[WHAT IS REQUIRED]
Can you output the material exactly as written, minus any pictures it holds?

[DATA FOR THIS TASK]
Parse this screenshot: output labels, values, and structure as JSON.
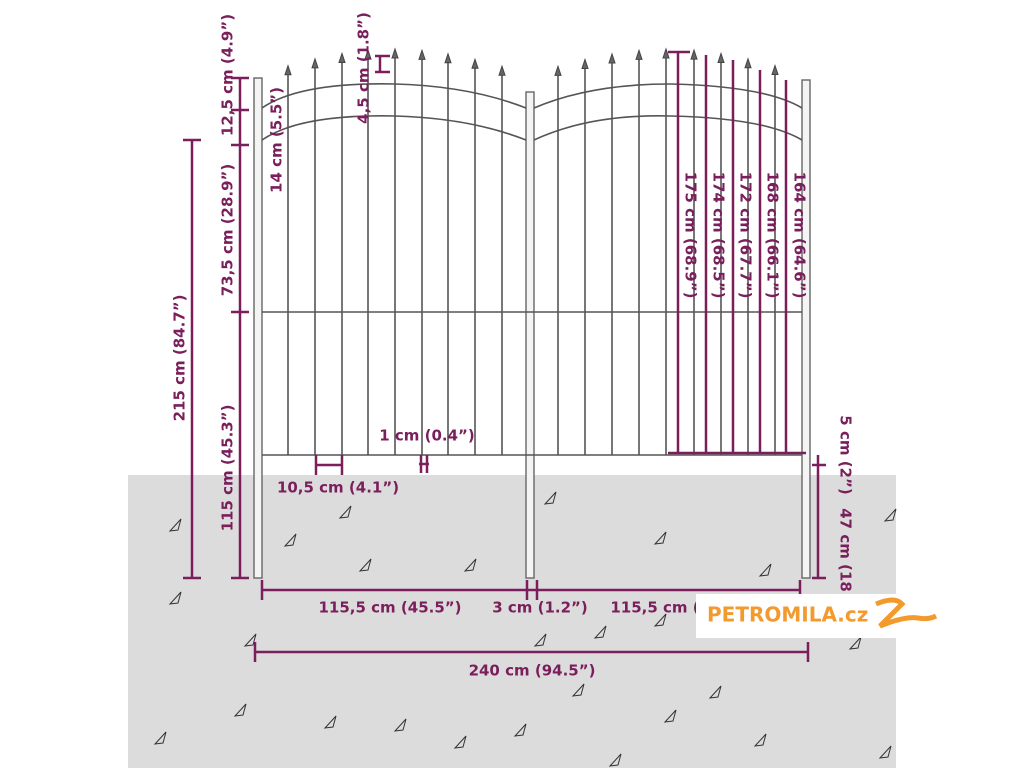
{
  "dimensions": {
    "top_finial_height": "12,5 cm (4.9”)",
    "arc_gap": "14 cm (5.5”)",
    "spear_height": "4,5 cm (1.8”)",
    "upper_section": "73,5 cm (28.9”)",
    "total_height": "215 cm (84.7”)",
    "lower_section": "115 cm (45.3”)",
    "picket_width": "1 cm (0.4”)",
    "picket_spacing": "10,5 cm (4.1”)",
    "picket_heights": [
      "175 cm (68.9”)",
      "174 cm (68.5”)",
      "172 cm (67.7”)",
      "168 cm (66.1”)",
      "164 cm (64.6”)"
    ],
    "ground_clearance": "5 cm (2”)",
    "post_depth": "47 cm (18",
    "left_gate_width": "115,5 cm (45.5”)",
    "gap_width": "3 cm (1.2”)",
    "right_gate_width": "115,5 cm (",
    "total_width": "240 cm (94.5”)"
  },
  "logo": "PETROMILA.cz"
}
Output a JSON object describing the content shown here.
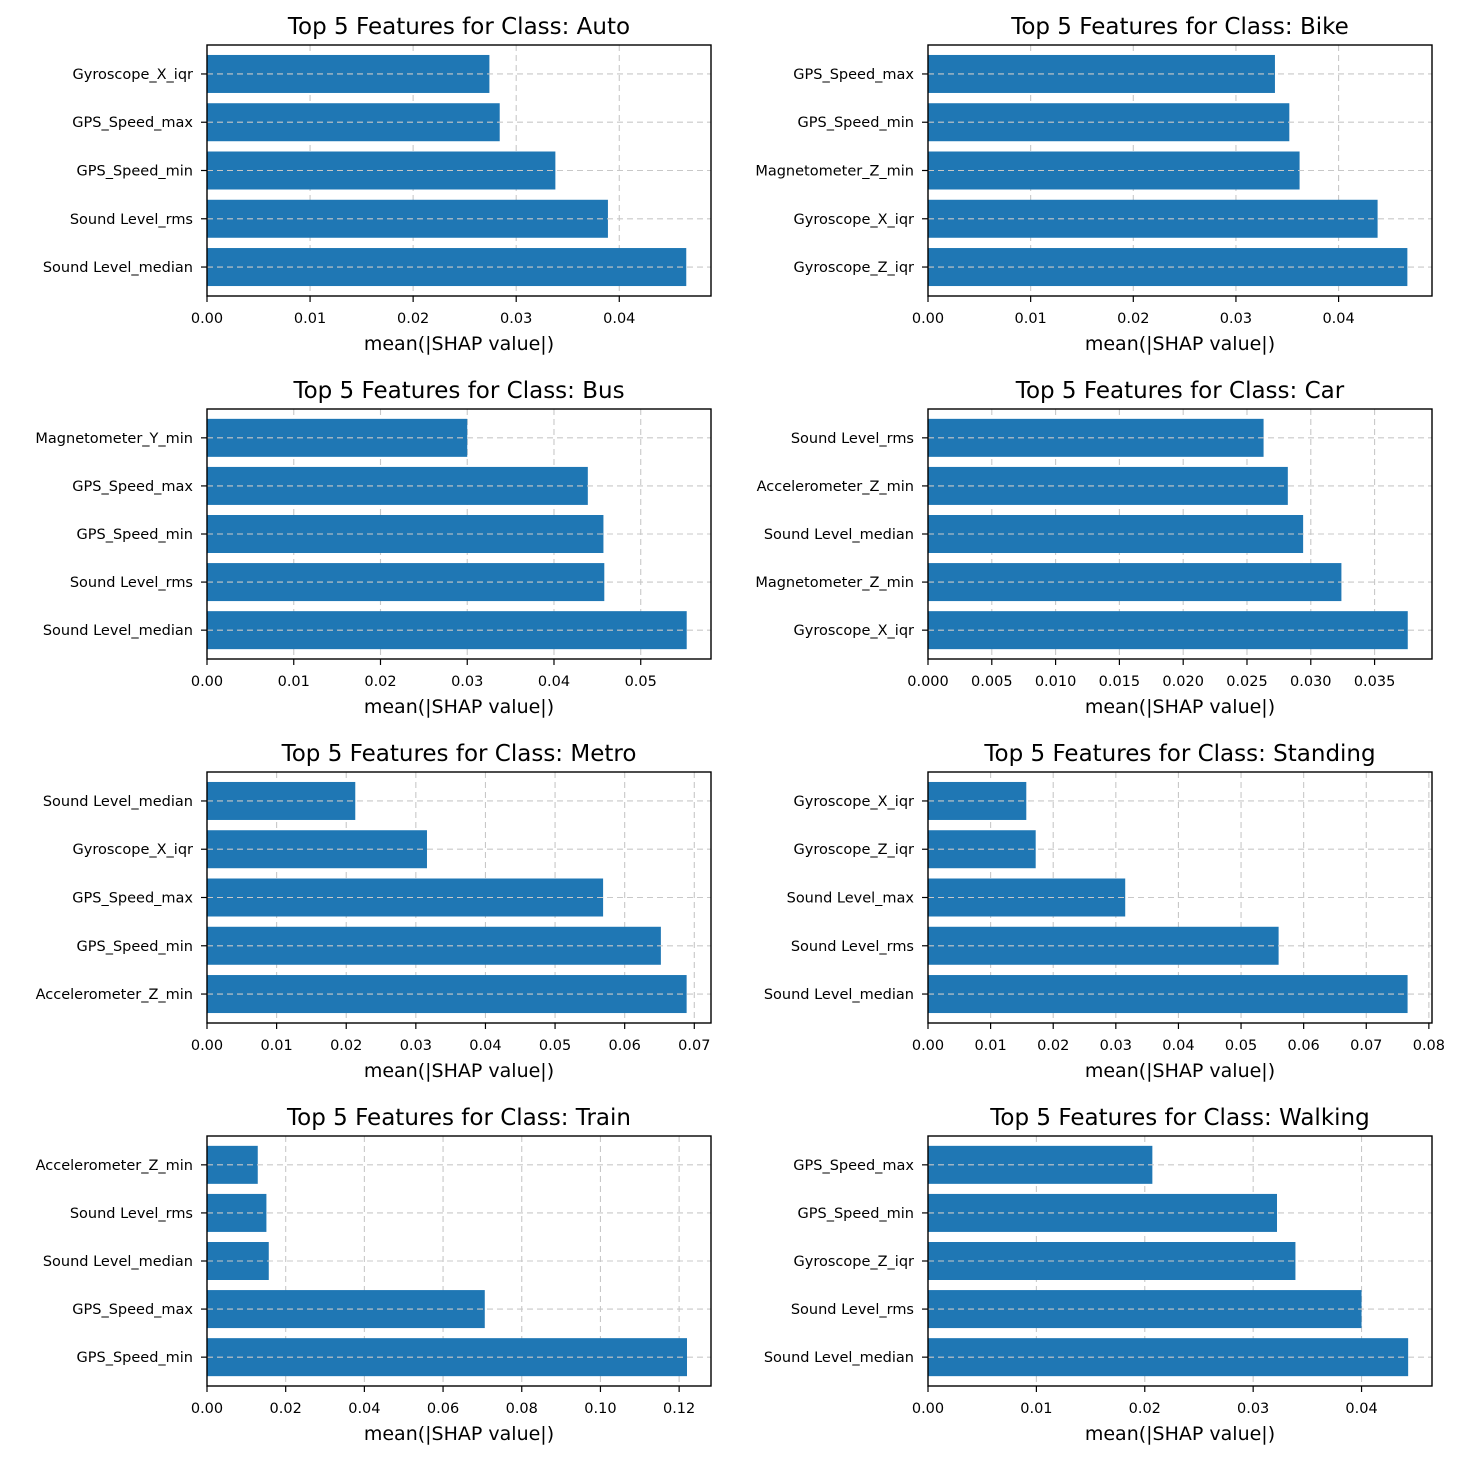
{
  "chart_data": [
    {
      "type": "bar",
      "orientation": "horizontal",
      "title": "Top 5 Features for Class: Auto",
      "xlabel": "mean(|SHAP value|)",
      "ylabel": "",
      "categories": [
        "Sound Level_median",
        "Sound Level_rms",
        "GPS_Speed_min",
        "GPS_Speed_max",
        "Gyroscope_X_iqr"
      ],
      "values": [
        0.0465,
        0.0389,
        0.0338,
        0.0284,
        0.0274
      ],
      "xlim": [
        0,
        0.0489
      ],
      "xticks": [
        0,
        0.01,
        0.02,
        0.03,
        0.04
      ],
      "xtick_labels": [
        "0.00",
        "0.01",
        "0.02",
        "0.03",
        "0.04"
      ],
      "grid": true,
      "color": "#1f77b4"
    },
    {
      "type": "bar",
      "orientation": "horizontal",
      "title": "Top 5 Features for Class: Bike",
      "xlabel": "mean(|SHAP value|)",
      "ylabel": "",
      "categories": [
        "Gyroscope_Z_iqr",
        "Gyroscope_X_iqr",
        "Magnetometer_Z_min",
        "GPS_Speed_min",
        "GPS_Speed_max"
      ],
      "values": [
        0.0467,
        0.0438,
        0.0362,
        0.0352,
        0.0338
      ],
      "xlim": [
        0,
        0.0491
      ],
      "xticks": [
        0,
        0.01,
        0.02,
        0.03,
        0.04
      ],
      "xtick_labels": [
        "0.00",
        "0.01",
        "0.02",
        "0.03",
        "0.04"
      ],
      "grid": true,
      "color": "#1f77b4"
    },
    {
      "type": "bar",
      "orientation": "horizontal",
      "title": "Top 5 Features for Class: Bus",
      "xlabel": "mean(|SHAP value|)",
      "ylabel": "",
      "categories": [
        "Sound Level_median",
        "Sound Level_rms",
        "GPS_Speed_min",
        "GPS_Speed_max",
        "Magnetometer_Y_min"
      ],
      "values": [
        0.0553,
        0.0458,
        0.0457,
        0.0439,
        0.03
      ],
      "xlim": [
        0,
        0.0581
      ],
      "xticks": [
        0,
        0.01,
        0.02,
        0.03,
        0.04,
        0.05
      ],
      "xtick_labels": [
        "0.00",
        "0.01",
        "0.02",
        "0.03",
        "0.04",
        "0.05"
      ],
      "grid": true,
      "color": "#1f77b4"
    },
    {
      "type": "bar",
      "orientation": "horizontal",
      "title": "Top 5 Features for Class: Car",
      "xlabel": "mean(|SHAP value|)",
      "ylabel": "",
      "categories": [
        "Gyroscope_X_iqr",
        "Magnetometer_Z_min",
        "Sound Level_median",
        "Accelerometer_Z_min",
        "Sound Level_rms"
      ],
      "values": [
        0.0376,
        0.0324,
        0.0294,
        0.0282,
        0.0263
      ],
      "xlim": [
        0,
        0.0395
      ],
      "xticks": [
        0,
        0.005,
        0.01,
        0.015,
        0.02,
        0.025,
        0.03,
        0.035
      ],
      "xtick_labels": [
        "0.000",
        "0.005",
        "0.010",
        "0.015",
        "0.020",
        "0.025",
        "0.030",
        "0.035"
      ],
      "grid": true,
      "color": "#1f77b4"
    },
    {
      "type": "bar",
      "orientation": "horizontal",
      "title": "Top 5 Features for Class: Metro",
      "xlabel": "mean(|SHAP value|)",
      "ylabel": "",
      "categories": [
        "Accelerometer_Z_min",
        "GPS_Speed_min",
        "GPS_Speed_max",
        "Gyroscope_X_iqr",
        "Sound Level_median"
      ],
      "values": [
        0.0689,
        0.0652,
        0.0569,
        0.0316,
        0.0213
      ],
      "xlim": [
        0,
        0.0724
      ],
      "xticks": [
        0,
        0.01,
        0.02,
        0.03,
        0.04,
        0.05,
        0.06,
        0.07
      ],
      "xtick_labels": [
        "0.00",
        "0.01",
        "0.02",
        "0.03",
        "0.04",
        "0.05",
        "0.06",
        "0.07"
      ],
      "grid": true,
      "color": "#1f77b4"
    },
    {
      "type": "bar",
      "orientation": "horizontal",
      "title": "Top 5 Features for Class: Standing",
      "xlabel": "mean(|SHAP value|)",
      "ylabel": "",
      "categories": [
        "Sound Level_median",
        "Sound Level_rms",
        "Sound Level_max",
        "Gyroscope_Z_iqr",
        "Gyroscope_X_iqr"
      ],
      "values": [
        0.0766,
        0.056,
        0.0315,
        0.0172,
        0.0157
      ],
      "xlim": [
        0,
        0.0805
      ],
      "xticks": [
        0,
        0.01,
        0.02,
        0.03,
        0.04,
        0.05,
        0.06,
        0.07,
        0.08
      ],
      "xtick_labels": [
        "0.00",
        "0.01",
        "0.02",
        "0.03",
        "0.04",
        "0.05",
        "0.06",
        "0.07",
        "0.08"
      ],
      "grid": true,
      "color": "#1f77b4"
    },
    {
      "type": "bar",
      "orientation": "horizontal",
      "title": "Top 5 Features for Class: Train",
      "xlabel": "mean(|SHAP value|)",
      "ylabel": "",
      "categories": [
        "GPS_Speed_min",
        "GPS_Speed_max",
        "Sound Level_median",
        "Sound Level_rms",
        "Accelerometer_Z_min"
      ],
      "values": [
        0.122,
        0.0706,
        0.0157,
        0.0151,
        0.0129
      ],
      "xlim": [
        0,
        0.1281
      ],
      "xticks": [
        0,
        0.02,
        0.04,
        0.06,
        0.08,
        0.1,
        0.12
      ],
      "xtick_labels": [
        "0.00",
        "0.02",
        "0.04",
        "0.06",
        "0.08",
        "0.10",
        "0.12"
      ],
      "grid": true,
      "color": "#1f77b4"
    },
    {
      "type": "bar",
      "orientation": "horizontal",
      "title": "Top 5 Features for Class: Walking",
      "xlabel": "mean(|SHAP value|)",
      "ylabel": "",
      "categories": [
        "Sound Level_median",
        "Sound Level_rms",
        "Gyroscope_Z_iqr",
        "GPS_Speed_min",
        "GPS_Speed_max"
      ],
      "values": [
        0.0443,
        0.04,
        0.0339,
        0.0322,
        0.0207
      ],
      "xlim": [
        0,
        0.0465
      ],
      "xticks": [
        0,
        0.01,
        0.02,
        0.03,
        0.04
      ],
      "xtick_labels": [
        "0.00",
        "0.01",
        "0.02",
        "0.03",
        "0.04"
      ],
      "grid": true,
      "color": "#1f77b4"
    }
  ]
}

[THE RESULT]
Parse this screenshot: output labels, values, and structure as JSON.
{
  "dimensions": {
    "top_finial_height": "12,5 cm (4.9”)",
    "arc_gap": "14 cm (5.5”)",
    "spear_height": "4,5 cm (1.8”)",
    "upper_section": "73,5 cm (28.9”)",
    "total_height": "215 cm (84.7”)",
    "lower_section": "115 cm (45.3”)",
    "picket_width": "1 cm (0.4”)",
    "picket_spacing": "10,5 cm (4.1”)",
    "picket_heights": [
      "175 cm (68.9”)",
      "174 cm (68.5”)",
      "172 cm (67.7”)",
      "168 cm (66.1”)",
      "164 cm (64.6”)"
    ],
    "ground_clearance": "5 cm (2”)",
    "post_depth": "47 cm (18",
    "left_gate_width": "115,5 cm (45.5”)",
    "gap_width": "3 cm (1.2”)",
    "right_gate_width": "115,5 cm (",
    "total_width": "240 cm (94.5”)"
  },
  "logo": "PETROMILA.cz"
}
Output a JSON object describing the content shown here.
{
  "chart_data": [
    {
      "type": "bar",
      "orientation": "horizontal",
      "title": "Top 5 Features for Class: Auto",
      "xlabel": "mean(|SHAP value|)",
      "ylabel": "",
      "categories": [
        "Sound Level_median",
        "Sound Level_rms",
        "GPS_Speed_min",
        "GPS_Speed_max",
        "Gyroscope_X_iqr"
      ],
      "values": [
        0.0465,
        0.0389,
        0.0338,
        0.0284,
        0.0274
      ],
      "xlim": [
        0,
        0.0489
      ],
      "xticks": [
        0,
        0.01,
        0.02,
        0.03,
        0.04
      ],
      "xtick_labels": [
        "0.00",
        "0.01",
        "0.02",
        "0.03",
        "0.04"
      ],
      "grid": true,
      "color": "#1f77b4"
    },
    {
      "type": "bar",
      "orientation": "horizontal",
      "title": "Top 5 Features for Class: Bike",
      "xlabel": "mean(|SHAP value|)",
      "ylabel": "",
      "categories": [
        "Gyroscope_Z_iqr",
        "Gyroscope_X_iqr",
        "Magnetometer_Z_min",
        "GPS_Speed_min",
        "GPS_Speed_max"
      ],
      "values": [
        0.0467,
        0.0438,
        0.0362,
        0.0352,
        0.0338
      ],
      "xlim": [
        0,
        0.0491
      ],
      "xticks": [
        0,
        0.01,
        0.02,
        0.03,
        0.04
      ],
      "xtick_labels": [
        "0.00",
        "0.01",
        "0.02",
        "0.03",
        "0.04"
      ],
      "grid": true,
      "color": "#1f77b4"
    },
    {
      "type": "bar",
      "orientation": "horizontal",
      "title": "Top 5 Features for Class: Bus",
      "xlabel": "mean(|SHAP value|)",
      "ylabel": "",
      "categories": [
        "Sound Level_median",
        "Sound Level_rms",
        "GPS_Speed_min",
        "GPS_Speed_max",
        "Magnetometer_Y_min"
      ],
      "values": [
        0.0553,
        0.0458,
        0.0457,
        0.0439,
        0.03
      ],
      "xlim": [
        0,
        0.0581
      ],
      "xticks": [
        0,
        0.01,
        0.02,
        0.03,
        0.04,
        0.05
      ],
      "xtick_labels": [
        "0.00",
        "0.01",
        "0.02",
        "0.03",
        "0.04",
        "0.05"
      ],
      "grid": true,
      "color": "#1f77b4"
    },
    {
      "type": "bar",
      "orientation": "horizontal",
      "title": "Top 5 Features for Class: Car",
      "xlabel": "mean(|SHAP value|)",
      "ylabel": "",
      "categories": [
        "Gyroscope_X_iqr",
        "Magnetometer_Z_min",
        "Sound Level_median",
        "Accelerometer_Z_min",
        "Sound Level_rms"
      ],
      "values": [
        0.0376,
        0.0324,
        0.0294,
        0.0282,
        0.0263
      ],
      "xlim": [
        0,
        0.0395
      ],
      "xticks": [
        0,
        0.005,
        0.01,
        0.015,
        0.02,
        0.025,
        0.03,
        0.035
      ],
      "xtick_labels": [
        "0.000",
        "0.005",
        "0.010",
        "0.015",
        "0.020",
        "0.025",
        "0.030",
        "0.035"
      ],
      "grid": true,
      "color": "#1f77b4"
    },
    {
      "type": "bar",
      "orientation": "horizontal",
      "title": "Top 5 Features for Class: Metro",
      "xlabel": "mean(|SHAP value|)",
      "ylabel": "",
      "categories": [
        "Accelerometer_Z_min",
        "GPS_Speed_min",
        "GPS_Speed_max",
        "Gyroscope_X_iqr",
        "Sound Level_median"
      ],
      "values": [
        0.0689,
        0.0652,
        0.0569,
        0.0316,
        0.0213
      ],
      "xlim": [
        0,
        0.0724
      ],
      "xticks": [
        0,
        0.01,
        0.02,
        0.03,
        0.04,
        0.05,
        0.06,
        0.07
      ],
      "xtick_labels": [
        "0.00",
        "0.01",
        "0.02",
        "0.03",
        "0.04",
        "0.05",
        "0.06",
        "0.07"
      ],
      "grid": true,
      "color": "#1f77b4"
    },
    {
      "type": "bar",
      "orientation": "horizontal",
      "title": "Top 5 Features for Class: Standing",
      "xlabel": "mean(|SHAP value|)",
      "ylabel": "",
      "categories": [
        "Sound Level_median",
        "Sound Level_rms",
        "Sound Level_max",
        "Gyroscope_Z_iqr",
        "Gyroscope_X_iqr"
      ],
      "values": [
        0.0766,
        0.056,
        0.0315,
        0.0172,
        0.0157
      ],
      "xlim": [
        0,
        0.0805
      ],
      "xticks": [
        0,
        0.01,
        0.02,
        0.03,
        0.04,
        0.05,
        0.06,
        0.07,
        0.08
      ],
      "xtick_labels": [
        "0.00",
        "0.01",
        "0.02",
        "0.03",
        "0.04",
        "0.05",
        "0.06",
        "0.07",
        "0.08"
      ],
      "grid": true,
      "color": "#1f77b4"
    },
    {
      "type": "bar",
      "orientation": "horizontal",
      "title": "Top 5 Features for Class: Train",
      "xlabel": "mean(|SHAP value|)",
      "ylabel": "",
      "categories": [
        "GPS_Speed_min",
        "GPS_Speed_max",
        "Sound Level_median",
        "Sound Level_rms",
        "Accelerometer_Z_min"
      ],
      "values": [
        0.122,
        0.0706,
        0.0157,
        0.0151,
        0.0129
      ],
      "xlim": [
        0,
        0.1281
      ],
      "xticks": [
        0,
        0.02,
        0.04,
        0.06,
        0.08,
        0.1,
        0.12
      ],
      "xtick_labels": [
        "0.00",
        "0.02",
        "0.04",
        "0.06",
        "0.08",
        "0.10",
        "0.12"
      ],
      "grid": true,
      "color": "#1f77b4"
    },
    {
      "type": "bar",
      "orientation": "horizontal",
      "title": "Top 5 Features for Class: Walking",
      "xlabel": "mean(|SHAP value|)",
      "ylabel": "",
      "categories": [
        "Sound Level_median",
        "Sound Level_rms",
        "Gyroscope_Z_iqr",
        "GPS_Speed_min",
        "GPS_Speed_max"
      ],
      "values": [
        0.0443,
        0.04,
        0.0339,
        0.0322,
        0.0207
      ],
      "xlim": [
        0,
        0.0465
      ],
      "xticks": [
        0,
        0.01,
        0.02,
        0.03,
        0.04
      ],
      "xtick_labels": [
        "0.00",
        "0.01",
        "0.02",
        "0.03",
        "0.04"
      ],
      "grid": true,
      "color": "#1f77b4"
    }
  ]
}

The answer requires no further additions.